| WHAT YOU WILL DO |
Output the lines that follow exactly as they are.

| RECORDS TO PROCESS |
---*---

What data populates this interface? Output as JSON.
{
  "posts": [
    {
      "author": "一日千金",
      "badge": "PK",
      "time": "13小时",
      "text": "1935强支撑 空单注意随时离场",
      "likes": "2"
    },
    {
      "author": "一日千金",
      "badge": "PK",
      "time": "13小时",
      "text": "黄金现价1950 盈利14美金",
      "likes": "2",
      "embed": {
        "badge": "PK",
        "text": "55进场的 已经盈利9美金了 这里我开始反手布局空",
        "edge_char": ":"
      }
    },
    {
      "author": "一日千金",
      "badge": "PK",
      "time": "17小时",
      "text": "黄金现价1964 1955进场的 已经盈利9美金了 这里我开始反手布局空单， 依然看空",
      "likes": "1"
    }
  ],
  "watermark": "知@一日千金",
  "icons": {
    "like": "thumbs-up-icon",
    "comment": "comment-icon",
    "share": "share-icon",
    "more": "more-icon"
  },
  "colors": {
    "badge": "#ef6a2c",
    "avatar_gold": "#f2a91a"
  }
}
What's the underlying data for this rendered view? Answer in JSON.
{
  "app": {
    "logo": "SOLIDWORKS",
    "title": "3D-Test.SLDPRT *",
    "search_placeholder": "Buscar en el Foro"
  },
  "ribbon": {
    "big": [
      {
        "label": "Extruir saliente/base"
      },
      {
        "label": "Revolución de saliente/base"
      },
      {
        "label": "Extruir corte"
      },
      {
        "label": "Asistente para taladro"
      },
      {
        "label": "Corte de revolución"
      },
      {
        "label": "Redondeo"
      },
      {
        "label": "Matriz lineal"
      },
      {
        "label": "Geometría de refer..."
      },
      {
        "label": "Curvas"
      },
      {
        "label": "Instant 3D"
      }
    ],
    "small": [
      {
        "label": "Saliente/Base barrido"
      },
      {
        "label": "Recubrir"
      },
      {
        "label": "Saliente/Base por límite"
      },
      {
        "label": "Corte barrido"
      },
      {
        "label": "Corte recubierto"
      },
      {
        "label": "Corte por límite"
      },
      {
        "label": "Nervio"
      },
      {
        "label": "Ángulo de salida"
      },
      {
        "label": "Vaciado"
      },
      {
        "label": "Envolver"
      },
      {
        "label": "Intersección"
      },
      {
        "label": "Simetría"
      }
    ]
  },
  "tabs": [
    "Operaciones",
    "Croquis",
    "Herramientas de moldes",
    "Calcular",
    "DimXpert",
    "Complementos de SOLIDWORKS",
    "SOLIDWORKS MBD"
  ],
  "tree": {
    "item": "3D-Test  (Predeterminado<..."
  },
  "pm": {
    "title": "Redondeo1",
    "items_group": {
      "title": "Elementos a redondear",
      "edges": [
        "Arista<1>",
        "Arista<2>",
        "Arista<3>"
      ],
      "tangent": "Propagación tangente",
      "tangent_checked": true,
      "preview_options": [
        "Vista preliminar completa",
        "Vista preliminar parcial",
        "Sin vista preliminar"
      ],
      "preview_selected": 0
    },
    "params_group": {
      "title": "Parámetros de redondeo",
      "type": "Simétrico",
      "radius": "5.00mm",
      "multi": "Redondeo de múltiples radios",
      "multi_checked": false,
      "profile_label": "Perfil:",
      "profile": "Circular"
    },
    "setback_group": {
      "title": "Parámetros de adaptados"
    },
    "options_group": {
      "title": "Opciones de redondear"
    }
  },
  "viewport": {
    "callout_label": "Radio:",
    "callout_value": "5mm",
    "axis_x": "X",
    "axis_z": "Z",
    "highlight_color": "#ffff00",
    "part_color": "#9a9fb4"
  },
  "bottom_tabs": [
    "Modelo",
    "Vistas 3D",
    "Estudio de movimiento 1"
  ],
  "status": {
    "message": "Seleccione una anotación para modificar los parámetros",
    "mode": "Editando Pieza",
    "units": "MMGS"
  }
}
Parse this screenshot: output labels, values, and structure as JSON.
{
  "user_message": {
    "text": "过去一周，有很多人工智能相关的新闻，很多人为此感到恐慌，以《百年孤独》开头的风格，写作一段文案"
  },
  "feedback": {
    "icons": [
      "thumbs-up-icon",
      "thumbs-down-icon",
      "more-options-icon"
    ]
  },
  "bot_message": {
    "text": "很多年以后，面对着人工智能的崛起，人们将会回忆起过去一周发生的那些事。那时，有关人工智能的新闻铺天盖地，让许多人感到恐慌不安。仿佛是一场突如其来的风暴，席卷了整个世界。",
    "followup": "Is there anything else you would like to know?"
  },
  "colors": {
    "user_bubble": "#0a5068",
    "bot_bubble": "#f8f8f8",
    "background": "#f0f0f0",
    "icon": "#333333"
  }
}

---*---

| ANSWER IN FULL |
What data populates this interface? Output as JSON.
{
  "posts": [
    {
      "author": "一日千金",
      "badge": "PK",
      "time": "13小时",
      "text": "1935强支撑 空单注意随时离场",
      "likes": "2"
    },
    {
      "author": "一日千金",
      "badge": "PK",
      "time": "13小时",
      "text": "黄金现价1950 盈利14美金",
      "likes": "2",
      "embed": {
        "badge": "PK",
        "text": "55进场的 已经盈利9美金了 这里我开始反手布局空",
        "edge_char": ":"
      }
    },
    {
      "author": "一日千金",
      "badge": "PK",
      "time": "17小时",
      "text": "黄金现价1964 1955进场的 已经盈利9美金了 这里我开始反手布局空单， 依然看空",
      "likes": "1"
    }
  ],
  "watermark": "知@一日千金",
  "icons": {
    "like": "thumbs-up-icon",
    "comment": "comment-icon",
    "share": "share-icon",
    "more": "more-icon"
  },
  "colors": {
    "badge": "#ef6a2c",
    "avatar_gold": "#f2a91a"
  }
}
What's the underlying data for this rendered view? Answer in JSON.
{
  "app": {
    "logo": "SOLIDWORKS",
    "title": "3D-Test.SLDPRT *",
    "search_placeholder": "Buscar en el Foro"
  },
  "ribbon": {
    "big": [
      {
        "label": "Extruir saliente/base"
      },
      {
        "label": "Revolución de saliente/base"
      },
      {
        "label": "Extruir corte"
      },
      {
        "label": "Asistente para taladro"
      },
      {
        "label": "Corte de revolución"
      },
      {
        "label": "Redondeo"
      },
      {
        "label": "Matriz lineal"
      },
      {
        "label": "Geometría de refer..."
      },
      {
        "label": "Curvas"
      },
      {
        "label": "Instant 3D"
      }
    ],
    "small": [
      {
        "label": "Saliente/Base barrido"
      },
      {
        "label": "Recubrir"
      },
      {
        "label": "Saliente/Base por límite"
      },
      {
        "label": "Corte barrido"
      },
      {
        "label": "Corte recubierto"
      },
      {
        "label": "Corte por límite"
      },
      {
        "label": "Nervio"
      },
      {
        "label": "Ángulo de salida"
      },
      {
        "label": "Vaciado"
      },
      {
        "label": "Envolver"
      },
      {
        "label": "Intersección"
      },
      {
        "label": "Simetría"
      }
    ]
  },
  "tabs": [
    "Operaciones",
    "Croquis",
    "Herramientas de moldes",
    "Calcular",
    "DimXpert",
    "Complementos de SOLIDWORKS",
    "SOLIDWORKS MBD"
  ],
  "tree": {
    "item": "3D-Test  (Predeterminado<..."
  },
  "pm": {
    "title": "Redondeo1",
    "items_group": {
      "title": "Elementos a redondear",
      "edges": [
        "Arista<1>",
        "Arista<2>",
        "Arista<3>"
      ],
      "tangent": "Propagación tangente",
      "tangent_checked": true,
      "preview_options": [
        "Vista preliminar completa",
        "Vista preliminar parcial",
        "Sin vista preliminar"
      ],
      "preview_selected": 0
    },
    "params_group": {
      "title": "Parámetros de redondeo",
      "type": "Simétrico",
      "radius": "5.00mm",
      "multi": "Redondeo de múltiples radios",
      "multi_checked": false,
      "profile_label": "Perfil:",
      "profile": "Circular"
    },
    "setback_group": {
      "title": "Parámetros de adaptados"
    },
    "options_group": {
      "title": "Opciones de redondear"
    }
  },
  "viewport": {
    "callout_label": "Radio:",
    "callout_value": "5mm",
    "axis_x": "X",
    "axis_z": "Z",
    "highlight_color": "#ffff00",
    "part_color": "#9a9fb4"
  },
  "bottom_tabs": [
    "Modelo",
    "Vistas 3D",
    "Estudio de movimiento 1"
  ],
  "status": {
    "message": "Seleccione una anotación para modificar los parámetros",
    "mode": "Editando Pieza",
    "units": "MMGS"
  }
}
Parse this screenshot: output labels, values, and structure as JSON.
{
  "user_message": {
    "text": "过去一周，有很多人工智能相关的新闻，很多人为此感到恐慌，以《百年孤独》开头的风格，写作一段文案"
  },
  "feedback": {
    "icons": [
      "thumbs-up-icon",
      "thumbs-down-icon",
      "more-options-icon"
    ]
  },
  "bot_message": {
    "text": "很多年以后，面对着人工智能的崛起，人们将会回忆起过去一周发生的那些事。那时，有关人工智能的新闻铺天盖地，让许多人感到恐慌不安。仿佛是一场突如其来的风暴，席卷了整个世界。",
    "followup": "Is there anything else you would like to know?"
  },
  "colors": {
    "user_bubble": "#0a5068",
    "bot_bubble": "#f8f8f8",
    "background": "#f0f0f0",
    "icon": "#333333"
  }
}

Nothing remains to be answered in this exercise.